**What needs to be done**:
Without the pictures, output the records below word for word.

◆ ◆ ◆

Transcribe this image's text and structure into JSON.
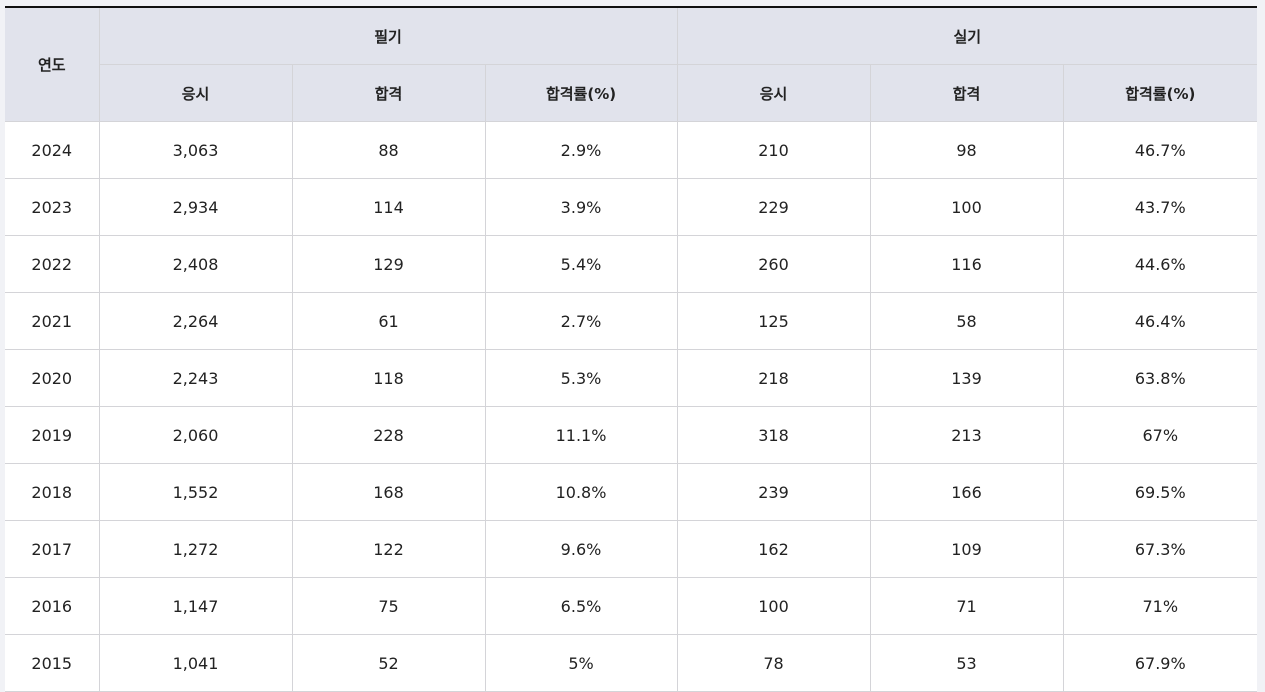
{
  "table": {
    "year_header": "연도",
    "groups": [
      "필기",
      "실기"
    ],
    "sub_headers": [
      "응시",
      "합격",
      "합격률(%)",
      "응시",
      "합격",
      "합격률(%)"
    ],
    "rows": [
      [
        "2024",
        "3,063",
        "88",
        "2.9%",
        "210",
        "98",
        "46.7%"
      ],
      [
        "2023",
        "2,934",
        "114",
        "3.9%",
        "229",
        "100",
        "43.7%"
      ],
      [
        "2022",
        "2,408",
        "129",
        "5.4%",
        "260",
        "116",
        "44.6%"
      ],
      [
        "2021",
        "2,264",
        "61",
        "2.7%",
        "125",
        "58",
        "46.4%"
      ],
      [
        "2020",
        "2,243",
        "118",
        "5.3%",
        "218",
        "139",
        "63.8%"
      ],
      [
        "2019",
        "2,060",
        "228",
        "11.1%",
        "318",
        "213",
        "67%"
      ],
      [
        "2018",
        "1,552",
        "168",
        "10.8%",
        "239",
        "166",
        "69.5%"
      ],
      [
        "2017",
        "1,272",
        "122",
        "9.6%",
        "162",
        "109",
        "67.3%"
      ],
      [
        "2016",
        "1,147",
        "75",
        "6.5%",
        "100",
        "71",
        "71%"
      ],
      [
        "2015",
        "1,041",
        "52",
        "5%",
        "78",
        "53",
        "67.9%"
      ]
    ]
  }
}
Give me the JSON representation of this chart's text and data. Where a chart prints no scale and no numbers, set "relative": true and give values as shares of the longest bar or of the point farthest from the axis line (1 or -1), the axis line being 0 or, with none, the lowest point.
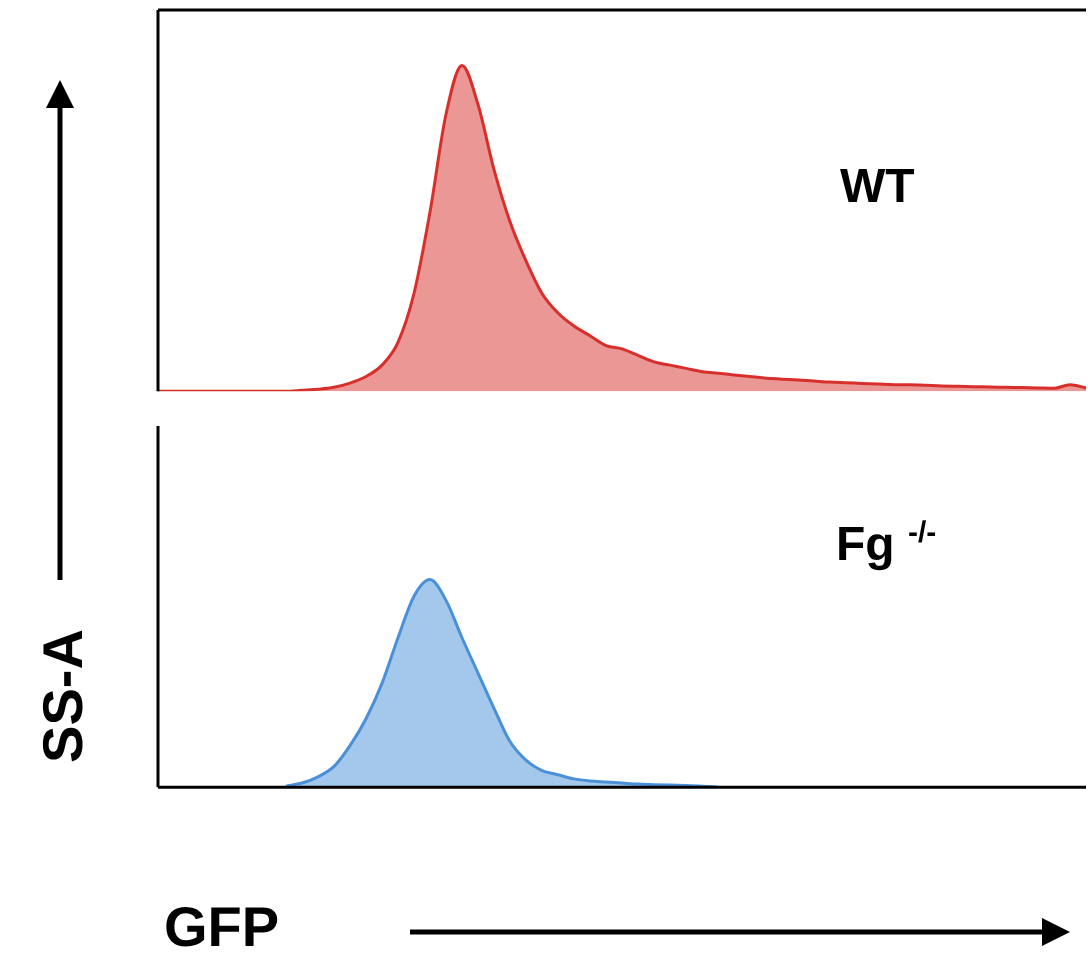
{
  "chart_data": [
    {
      "type": "area",
      "relative": true,
      "grid": false,
      "legend": false,
      "ylabel": "SS-A",
      "categories": [
        null,
        null,
        null,
        null,
        null,
        null,
        null,
        null,
        null,
        null,
        null,
        null,
        null,
        null,
        null,
        null,
        null,
        null,
        null,
        null,
        null,
        null,
        null,
        null,
        null,
        null,
        null,
        null,
        null,
        null,
        null,
        null,
        null,
        null,
        null,
        null,
        null,
        null,
        null,
        null,
        null,
        null,
        null,
        null,
        null,
        null,
        null,
        null,
        null,
        null,
        null,
        null,
        null,
        null,
        null,
        null,
        null,
        null,
        null
      ],
      "series": [
        {
          "name": "WT",
          "color": "#d7302c",
          "values": [
            0,
            0,
            0,
            0,
            0,
            0,
            0,
            0,
            0,
            0.003,
            0.006,
            0.012,
            0.025,
            0.045,
            0.08,
            0.15,
            0.3,
            0.55,
            0.85,
            1,
            0.88,
            0.68,
            0.52,
            0.4,
            0.3,
            0.24,
            0.2,
            0.17,
            0.14,
            0.13,
            0.11,
            0.09,
            0.08,
            0.07,
            0.06,
            0.055,
            0.05,
            0.045,
            0.04,
            0.037,
            0.034,
            0.031,
            0.028,
            0.026,
            0.024,
            0.022,
            0.02,
            0.02,
            0.018,
            0.016,
            0.015,
            0.014,
            0.013,
            0.012,
            0.011,
            0.01,
            0.009,
            0.02,
            0.01
          ]
        }
      ]
    },
    {
      "type": "area",
      "relative": true,
      "grid": false,
      "legend": false,
      "xlabel": "GFP",
      "categories": [
        null,
        null,
        null,
        null,
        null,
        null,
        null,
        null,
        null,
        null,
        null,
        null,
        null,
        null,
        null,
        null,
        null,
        null,
        null,
        null,
        null,
        null,
        null,
        null,
        null,
        null,
        null,
        null,
        null,
        null,
        null,
        null,
        null,
        null,
        null,
        null,
        null,
        null,
        null,
        null,
        null,
        null,
        null,
        null,
        null,
        null,
        null,
        null,
        null,
        null,
        null,
        null,
        null,
        null,
        null,
        null,
        null,
        null,
        null
      ],
      "series": [
        {
          "name": "Fg $^{-/-}$",
          "color": "#4a90d9",
          "values": [
            null,
            null,
            null,
            null,
            null,
            null,
            null,
            null,
            0.005,
            0.02,
            0.05,
            0.1,
            0.2,
            0.33,
            0.5,
            0.72,
            0.92,
            1,
            0.9,
            0.72,
            0.55,
            0.38,
            0.22,
            0.13,
            0.08,
            0.06,
            0.04,
            0.03,
            0.025,
            0.02,
            0.015,
            0.012,
            0.01,
            0.008,
            0.005,
            0,
            null,
            null,
            null,
            null,
            null,
            null,
            null,
            null,
            null,
            null,
            null,
            null,
            null,
            null,
            null,
            null,
            null,
            null,
            null,
            null,
            null,
            null,
            null
          ]
        }
      ]
    }
  ]
}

◆ ◆ ◆

**Worked answer**:
Transcribe this image's text and structure into JSON.
{
  "table": {
    "year_header": "연도",
    "groups": [
      "필기",
      "실기"
    ],
    "sub_headers": [
      "응시",
      "합격",
      "합격률(%)",
      "응시",
      "합격",
      "합격률(%)"
    ],
    "rows": [
      [
        "2024",
        "3,063",
        "88",
        "2.9%",
        "210",
        "98",
        "46.7%"
      ],
      [
        "2023",
        "2,934",
        "114",
        "3.9%",
        "229",
        "100",
        "43.7%"
      ],
      [
        "2022",
        "2,408",
        "129",
        "5.4%",
        "260",
        "116",
        "44.6%"
      ],
      [
        "2021",
        "2,264",
        "61",
        "2.7%",
        "125",
        "58",
        "46.4%"
      ],
      [
        "2020",
        "2,243",
        "118",
        "5.3%",
        "218",
        "139",
        "63.8%"
      ],
      [
        "2019",
        "2,060",
        "228",
        "11.1%",
        "318",
        "213",
        "67%"
      ],
      [
        "2018",
        "1,552",
        "168",
        "10.8%",
        "239",
        "166",
        "69.5%"
      ],
      [
        "2017",
        "1,272",
        "122",
        "9.6%",
        "162",
        "109",
        "67.3%"
      ],
      [
        "2016",
        "1,147",
        "75",
        "6.5%",
        "100",
        "71",
        "71%"
      ],
      [
        "2015",
        "1,041",
        "52",
        "5%",
        "78",
        "53",
        "67.9%"
      ]
    ]
  }
}
Give me the JSON representation of this chart's text and data. Where a chart prints no scale and no numbers, set "relative": true and give values as shares of the longest bar or of the point farthest from the axis line (1 or -1), the axis line being 0 or, with none, the lowest point.
{
  "chart_data": [
    {
      "type": "area",
      "relative": true,
      "grid": false,
      "legend": false,
      "ylabel": "SS-A",
      "categories": [
        null,
        null,
        null,
        null,
        null,
        null,
        null,
        null,
        null,
        null,
        null,
        null,
        null,
        null,
        null,
        null,
        null,
        null,
        null,
        null,
        null,
        null,
        null,
        null,
        null,
        null,
        null,
        null,
        null,
        null,
        null,
        null,
        null,
        null,
        null,
        null,
        null,
        null,
        null,
        null,
        null,
        null,
        null,
        null,
        null,
        null,
        null,
        null,
        null,
        null,
        null,
        null,
        null,
        null,
        null,
        null,
        null,
        null,
        null
      ],
      "series": [
        {
          "name": "WT",
          "color": "#d7302c",
          "values": [
            0,
            0,
            0,
            0,
            0,
            0,
            0,
            0,
            0,
            0.003,
            0.006,
            0.012,
            0.025,
            0.045,
            0.08,
            0.15,
            0.3,
            0.55,
            0.85,
            1,
            0.88,
            0.68,
            0.52,
            0.4,
            0.3,
            0.24,
            0.2,
            0.17,
            0.14,
            0.13,
            0.11,
            0.09,
            0.08,
            0.07,
            0.06,
            0.055,
            0.05,
            0.045,
            0.04,
            0.037,
            0.034,
            0.031,
            0.028,
            0.026,
            0.024,
            0.022,
            0.02,
            0.02,
            0.018,
            0.016,
            0.015,
            0.014,
            0.013,
            0.012,
            0.011,
            0.01,
            0.009,
            0.02,
            0.01
          ]
        }
      ]
    },
    {
      "type": "area",
      "relative": true,
      "grid": false,
      "legend": false,
      "xlabel": "GFP",
      "categories": [
        null,
        null,
        null,
        null,
        null,
        null,
        null,
        null,
        null,
        null,
        null,
        null,
        null,
        null,
        null,
        null,
        null,
        null,
        null,
        null,
        null,
        null,
        null,
        null,
        null,
        null,
        null,
        null,
        null,
        null,
        null,
        null,
        null,
        null,
        null,
        null,
        null,
        null,
        null,
        null,
        null,
        null,
        null,
        null,
        null,
        null,
        null,
        null,
        null,
        null,
        null,
        null,
        null,
        null,
        null,
        null,
        null,
        null,
        null
      ],
      "series": [
        {
          "name": "Fg $^{-/-}$",
          "color": "#4a90d9",
          "values": [
            null,
            null,
            null,
            null,
            null,
            null,
            null,
            null,
            0.005,
            0.02,
            0.05,
            0.1,
            0.2,
            0.33,
            0.5,
            0.72,
            0.92,
            1,
            0.9,
            0.72,
            0.55,
            0.38,
            0.22,
            0.13,
            0.08,
            0.06,
            0.04,
            0.03,
            0.025,
            0.02,
            0.015,
            0.012,
            0.01,
            0.008,
            0.005,
            0,
            null,
            null,
            null,
            null,
            null,
            null,
            null,
            null,
            null,
            null,
            null,
            null,
            null,
            null,
            null,
            null,
            null,
            null,
            null,
            null,
            null,
            null,
            null
          ]
        }
      ]
    }
  ]
}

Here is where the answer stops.